* START DATA SUPPLIED *
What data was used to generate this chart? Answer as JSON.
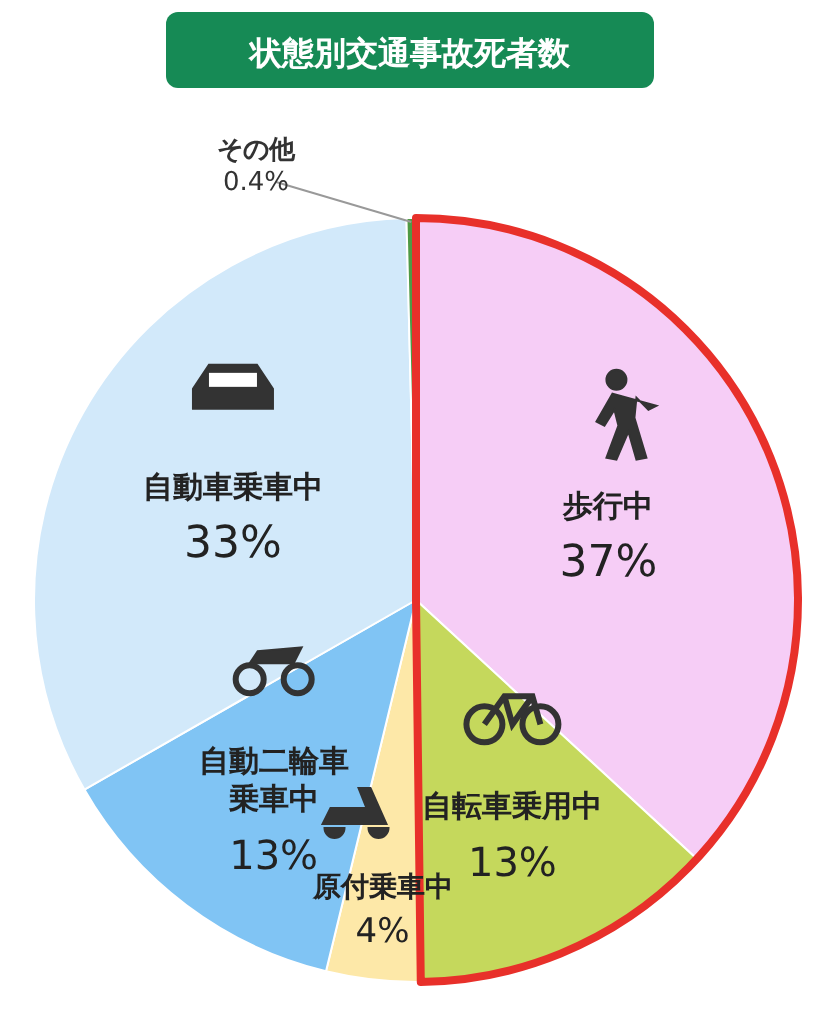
{
  "chart_data": {
    "type": "pie",
    "title": "状態別交通事故死者数",
    "categories": [
      "歩行中",
      "自転車乗用中",
      "原付乗車中",
      "自動二輪車乗車中",
      "自動車乗車中",
      "その他"
    ],
    "values": [
      37,
      13,
      4,
      13,
      33,
      0.4
    ],
    "value_labels": [
      "37%",
      "13%",
      "4%",
      "13%",
      "33%",
      "0.4%"
    ],
    "colors": [
      "#f6cdf6",
      "#c5d85c",
      "#fde8a8",
      "#80c4f4",
      "#d2e9fa",
      "#4f9a45"
    ]
  }
}
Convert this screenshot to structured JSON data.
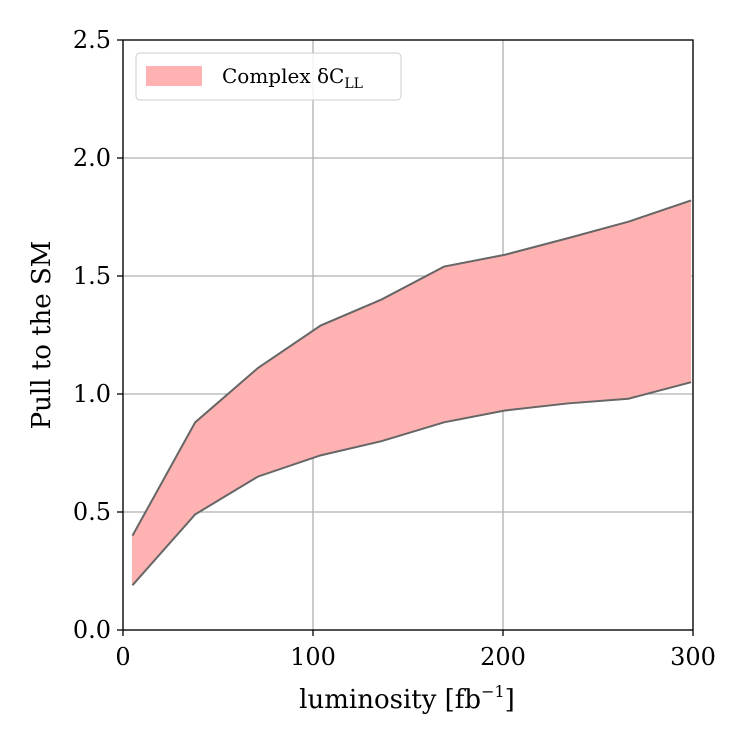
{
  "chart_data": {
    "type": "area",
    "xlabel": "luminosity [fb",
    "xlabel_sup": "−1",
    "xlabel_suffix": "]",
    "ylabel": "Pull to the SM",
    "xlim": [
      0,
      300
    ],
    "ylim": [
      0,
      2.5
    ],
    "xticks": [
      0,
      100,
      200,
      300
    ],
    "xtick_labels": [
      "0",
      "100",
      "200",
      "300"
    ],
    "yticks": [
      0.0,
      0.5,
      1.0,
      1.5,
      2.0,
      2.5
    ],
    "ytick_labels": [
      "0.0",
      "0.5",
      "1.0",
      "1.5",
      "2.0",
      "2.5"
    ],
    "grid": true,
    "legend_position": "top-left",
    "series": [
      {
        "name": "Complex δC",
        "name_sub": "LL",
        "style": "band",
        "color": "#ffb2b2",
        "edge_color": "#666666",
        "x": [
          5,
          38,
          71,
          104,
          136,
          169,
          201,
          234,
          266,
          299
        ],
        "upper": [
          0.4,
          0.88,
          1.11,
          1.29,
          1.4,
          1.54,
          1.59,
          1.66,
          1.73,
          1.82
        ],
        "lower": [
          0.19,
          0.49,
          0.65,
          0.74,
          0.8,
          0.88,
          0.93,
          0.96,
          0.98,
          1.05
        ]
      }
    ]
  }
}
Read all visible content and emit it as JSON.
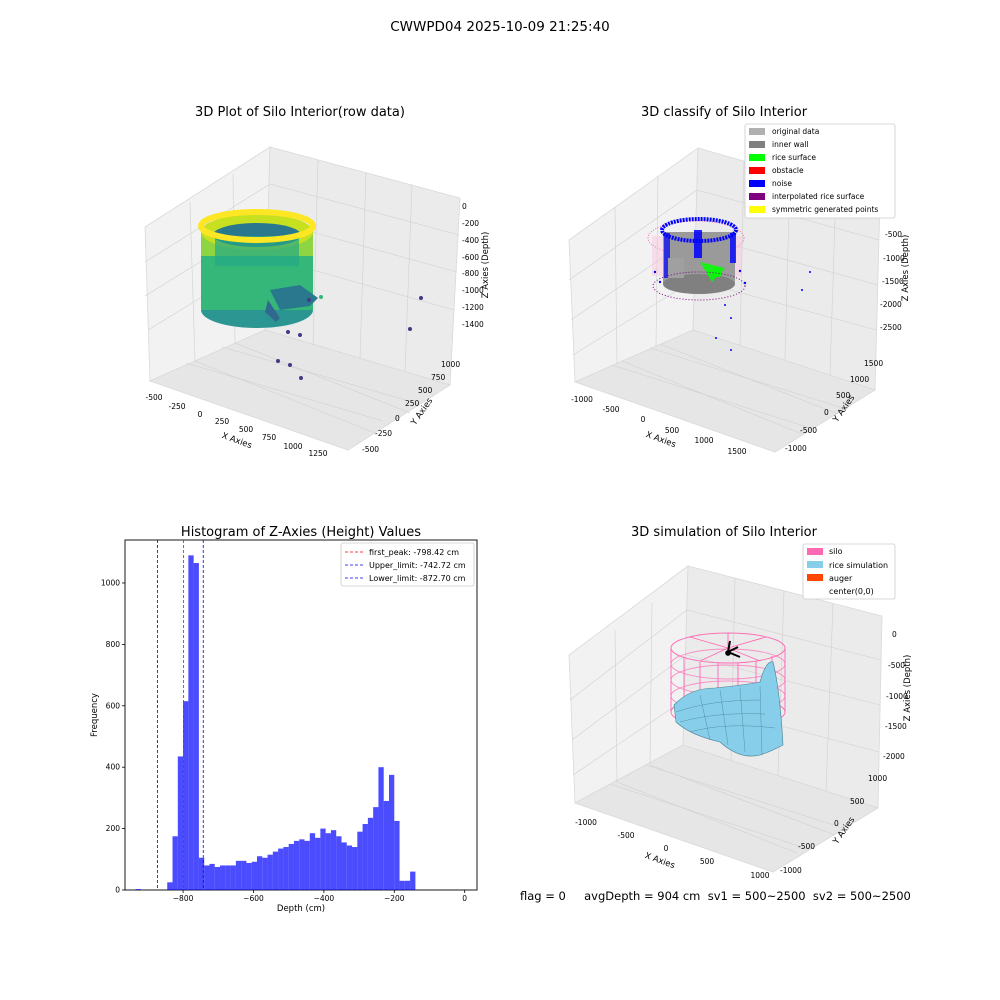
{
  "suptitle": "CWWPD04 2025-10-09 21:25:40",
  "panels": {
    "raw": {
      "title": "3D Plot of Silo Interior(row data)",
      "xlabel": "X Axies",
      "ylabel": "Y Axies",
      "zlabel": "Z Axies (Depth)",
      "xticks": [
        "-500",
        "-250",
        "0",
        "250",
        "500",
        "750",
        "1000",
        "1250"
      ],
      "yticks": [
        "-500",
        "-250",
        "0",
        "250",
        "500",
        "750",
        "1000"
      ],
      "zticks": [
        "0",
        "-200",
        "-400",
        "-600",
        "-800",
        "-1000",
        "-1200",
        "-1400"
      ],
      "colormap": "viridis"
    },
    "classify": {
      "title": "3D classify of Silo Interior",
      "xlabel": "X Axies",
      "ylabel": "Y Axies",
      "zlabel": "Z Axies (Depth)",
      "xticks": [
        "-1000",
        "-500",
        "0",
        "500",
        "1000",
        "1500"
      ],
      "yticks": [
        "-1000",
        "-500",
        "0",
        "500",
        "1000",
        "1500"
      ],
      "zticks": [
        "-500",
        "-1000",
        "-1500",
        "-2000",
        "-2500"
      ],
      "legend": [
        {
          "label": "original data",
          "color": "#b0b0b0"
        },
        {
          "label": "inner wall",
          "color": "#808080"
        },
        {
          "label": "rice surface",
          "color": "#00ff00"
        },
        {
          "label": "obstacle",
          "color": "#ff0000"
        },
        {
          "label": "noise",
          "color": "#0000ff"
        },
        {
          "label": "interpolated rice surface",
          "color": "#800080"
        },
        {
          "label": "symmetric generated points",
          "color": "#ffff00"
        }
      ]
    },
    "simulation": {
      "title": "3D simulation of Silo Interior",
      "xlabel": "X Axies",
      "ylabel": "Y Axies",
      "zlabel": "Z Axies (Depth)",
      "xticks": [
        "-1000",
        "-500",
        "0",
        "500",
        "1000"
      ],
      "yticks": [
        "-1000",
        "-500",
        "0",
        "500",
        "1000"
      ],
      "zticks": [
        "0",
        "-500",
        "-1000",
        "-1500",
        "-2000"
      ],
      "legend": [
        {
          "label": "silo",
          "color": "#ff69b4"
        },
        {
          "label": "rice simulation",
          "color": "#87ceeb"
        },
        {
          "label": "auger",
          "color": "#ff4500"
        },
        {
          "label": "center(0,0)",
          "color": "#ffffff"
        }
      ]
    }
  },
  "status_text": "flag = 0     avgDepth = 904 cm  sv1 = 500~2500  sv2 = 500~2500",
  "chart_data": [
    {
      "type": "bar",
      "title": "Histogram of Z-Axies (Height) Values",
      "xlabel": "Depth (cm)",
      "ylabel": "Frequency",
      "xlim": [
        -965,
        35
      ],
      "ylim": [
        0,
        1140
      ],
      "xticks": [
        -800,
        -600,
        -400,
        -200,
        0
      ],
      "yticks": [
        0,
        200,
        400,
        600,
        800,
        1000
      ],
      "bar_color": "#0000ff",
      "bin_width": 15,
      "bin_starts": [
        -935,
        -920,
        -905,
        -890,
        -875,
        -860,
        -845,
        -830,
        -815,
        -800,
        -785,
        -770,
        -755,
        -740,
        -725,
        -710,
        -695,
        -680,
        -665,
        -650,
        -635,
        -620,
        -605,
        -590,
        -575,
        -560,
        -545,
        -530,
        -515,
        -500,
        -485,
        -470,
        -455,
        -440,
        -425,
        -410,
        -395,
        -380,
        -365,
        -350,
        -335,
        -320,
        -305,
        -290,
        -275,
        -260,
        -245,
        -230,
        -215,
        -200,
        -185,
        -170,
        -155,
        -140,
        -125,
        -110,
        -95,
        -80,
        -65,
        -50,
        -35,
        -20,
        -5
      ],
      "values": [
        3,
        0,
        0,
        0,
        0,
        0,
        25,
        175,
        435,
        615,
        1090,
        1065,
        105,
        80,
        85,
        75,
        80,
        80,
        80,
        95,
        95,
        88,
        92,
        110,
        105,
        115,
        125,
        135,
        140,
        150,
        160,
        165,
        160,
        185,
        170,
        200,
        185,
        195,
        175,
        155,
        145,
        140,
        190,
        215,
        235,
        270,
        400,
        290,
        375,
        225,
        30,
        30,
        60,
        0,
        0,
        0,
        0,
        0,
        0,
        0,
        0,
        0,
        0
      ],
      "vlines": [
        {
          "label": "first_peak: -798.42 cm",
          "x": -798.42,
          "color": "#ff0000"
        },
        {
          "label": "Upper_limit: -742.72 cm",
          "x": -742.72,
          "color": "#0000ff"
        },
        {
          "label": "Lower_limit: -872.70 cm",
          "x": -872.7,
          "color": "#0000ff"
        }
      ]
    }
  ]
}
* END DATA SUPPLIED *
# SET PROBLEM:
Retype every entry verbatim and exclude the pictures from the copy.

# SOLUTION FOR THIS TASK:
What data was used to generate this chart? Answer as JSON.
{
  "chart_data": {
    "type": "pie",
    "title": "状態別交通事故死者数",
    "categories": [
      "歩行中",
      "自転車乗用中",
      "原付乗車中",
      "自動二輪車乗車中",
      "自動車乗車中",
      "その他"
    ],
    "values": [
      37,
      13,
      4,
      13,
      33,
      0.4
    ],
    "value_labels": [
      "37%",
      "13%",
      "4%",
      "13%",
      "33%",
      "0.4%"
    ],
    "colors": [
      "#f6cdf6",
      "#c5d85c",
      "#fde8a8",
      "#80c4f4",
      "#d2e9fa",
      "#4f9a45"
    ]
  }
}
Convert this screenshot to structured JSON data.
{
  "chart_data": {
    "type": "area",
    "xlabel": "luminosity [fb",
    "xlabel_sup": "−1",
    "xlabel_suffix": "]",
    "ylabel": "Pull to the SM",
    "xlim": [
      0,
      300
    ],
    "ylim": [
      0,
      2.5
    ],
    "xticks": [
      0,
      100,
      200,
      300
    ],
    "xtick_labels": [
      "0",
      "100",
      "200",
      "300"
    ],
    "yticks": [
      0.0,
      0.5,
      1.0,
      1.5,
      2.0,
      2.5
    ],
    "ytick_labels": [
      "0.0",
      "0.5",
      "1.0",
      "1.5",
      "2.0",
      "2.5"
    ],
    "grid": true,
    "legend_position": "top-left",
    "series": [
      {
        "name": "Complex δC",
        "name_sub": "LL",
        "style": "band",
        "color": "#ffb2b2",
        "edge_color": "#666666",
        "x": [
          5,
          38,
          71,
          104,
          136,
          169,
          201,
          234,
          266,
          299
        ],
        "upper": [
          0.4,
          0.88,
          1.11,
          1.29,
          1.4,
          1.54,
          1.59,
          1.66,
          1.73,
          1.82
        ],
        "lower": [
          0.19,
          0.49,
          0.65,
          0.74,
          0.8,
          0.88,
          0.93,
          0.96,
          0.98,
          1.05
        ]
      }
    ]
  }
}
Read all visible content and emit it as JSON.
{
  "suptitle": "CWWPD04 2025-10-09 21:25:40",
  "panels": {
    "raw": {
      "title": "3D Plot of Silo Interior(row data)",
      "xlabel": "X Axies",
      "ylabel": "Y Axies",
      "zlabel": "Z Axies (Depth)",
      "xticks": [
        "-500",
        "-250",
        "0",
        "250",
        "500",
        "750",
        "1000",
        "1250"
      ],
      "yticks": [
        "-500",
        "-250",
        "0",
        "250",
        "500",
        "750",
        "1000"
      ],
      "zticks": [
        "0",
        "-200",
        "-400",
        "-600",
        "-800",
        "-1000",
        "-1200",
        "-1400"
      ],
      "colormap": "viridis"
    },
    "classify": {
      "title": "3D classify of Silo Interior",
      "xlabel": "X Axies",
      "ylabel": "Y Axies",
      "zlabel": "Z Axies (Depth)",
      "xticks": [
        "-1000",
        "-500",
        "0",
        "500",
        "1000",
        "1500"
      ],
      "yticks": [
        "-1000",
        "-500",
        "0",
        "500",
        "1000",
        "1500"
      ],
      "zticks": [
        "-500",
        "-1000",
        "-1500",
        "-2000",
        "-2500"
      ],
      "legend": [
        {
          "label": "original data",
          "color": "#b0b0b0"
        },
        {
          "label": "inner wall",
          "color": "#808080"
        },
        {
          "label": "rice surface",
          "color": "#00ff00"
        },
        {
          "label": "obstacle",
          "color": "#ff0000"
        },
        {
          "label": "noise",
          "color": "#0000ff"
        },
        {
          "label": "interpolated rice surface",
          "color": "#800080"
        },
        {
          "label": "symmetric generated points",
          "color": "#ffff00"
        }
      ]
    },
    "simulation": {
      "title": "3D simulation of Silo Interior",
      "xlabel": "X Axies",
      "ylabel": "Y Axies",
      "zlabel": "Z Axies (Depth)",
      "xticks": [
        "-1000",
        "-500",
        "0",
        "500",
        "1000"
      ],
      "yticks": [
        "-1000",
        "-500",
        "0",
        "500",
        "1000"
      ],
      "zticks": [
        "0",
        "-500",
        "-1000",
        "-1500",
        "-2000"
      ],
      "legend": [
        {
          "label": "silo",
          "color": "#ff69b4"
        },
        {
          "label": "rice simulation",
          "color": "#87ceeb"
        },
        {
          "label": "auger",
          "color": "#ff4500"
        },
        {
          "label": "center(0,0)",
          "color": "#ffffff"
        }
      ]
    }
  },
  "status_text": "flag = 0     avgDepth = 904 cm  sv1 = 500~2500  sv2 = 500~2500",
  "chart_data": [
    {
      "type": "bar",
      "title": "Histogram of Z-Axies (Height) Values",
      "xlabel": "Depth (cm)",
      "ylabel": "Frequency",
      "xlim": [
        -965,
        35
      ],
      "ylim": [
        0,
        1140
      ],
      "xticks": [
        -800,
        -600,
        -400,
        -200,
        0
      ],
      "yticks": [
        0,
        200,
        400,
        600,
        800,
        1000
      ],
      "bar_color": "#0000ff",
      "bin_width": 15,
      "bin_starts": [
        -935,
        -920,
        -905,
        -890,
        -875,
        -860,
        -845,
        -830,
        -815,
        -800,
        -785,
        -770,
        -755,
        -740,
        -725,
        -710,
        -695,
        -680,
        -665,
        -650,
        -635,
        -620,
        -605,
        -590,
        -575,
        -560,
        -545,
        -530,
        -515,
        -500,
        -485,
        -470,
        -455,
        -440,
        -425,
        -410,
        -395,
        -380,
        -365,
        -350,
        -335,
        -320,
        -305,
        -290,
        -275,
        -260,
        -245,
        -230,
        -215,
        -200,
        -185,
        -170,
        -155,
        -140,
        -125,
        -110,
        -95,
        -80,
        -65,
        -50,
        -35,
        -20,
        -5
      ],
      "values": [
        3,
        0,
        0,
        0,
        0,
        0,
        25,
        175,
        435,
        615,
        1090,
        1065,
        105,
        80,
        85,
        75,
        80,
        80,
        80,
        95,
        95,
        88,
        92,
        110,
        105,
        115,
        125,
        135,
        140,
        150,
        160,
        165,
        160,
        185,
        170,
        200,
        185,
        195,
        175,
        155,
        145,
        140,
        190,
        215,
        235,
        270,
        400,
        290,
        375,
        225,
        30,
        30,
        60,
        0,
        0,
        0,
        0,
        0,
        0,
        0,
        0,
        0,
        0
      ],
      "vlines": [
        {
          "label": "first_peak: -798.42 cm",
          "x": -798.42,
          "color": "#ff0000"
        },
        {
          "label": "Upper_limit: -742.72 cm",
          "x": -742.72,
          "color": "#0000ff"
        },
        {
          "label": "Lower_limit: -872.70 cm",
          "x": -872.7,
          "color": "#0000ff"
        }
      ]
    }
  ]
}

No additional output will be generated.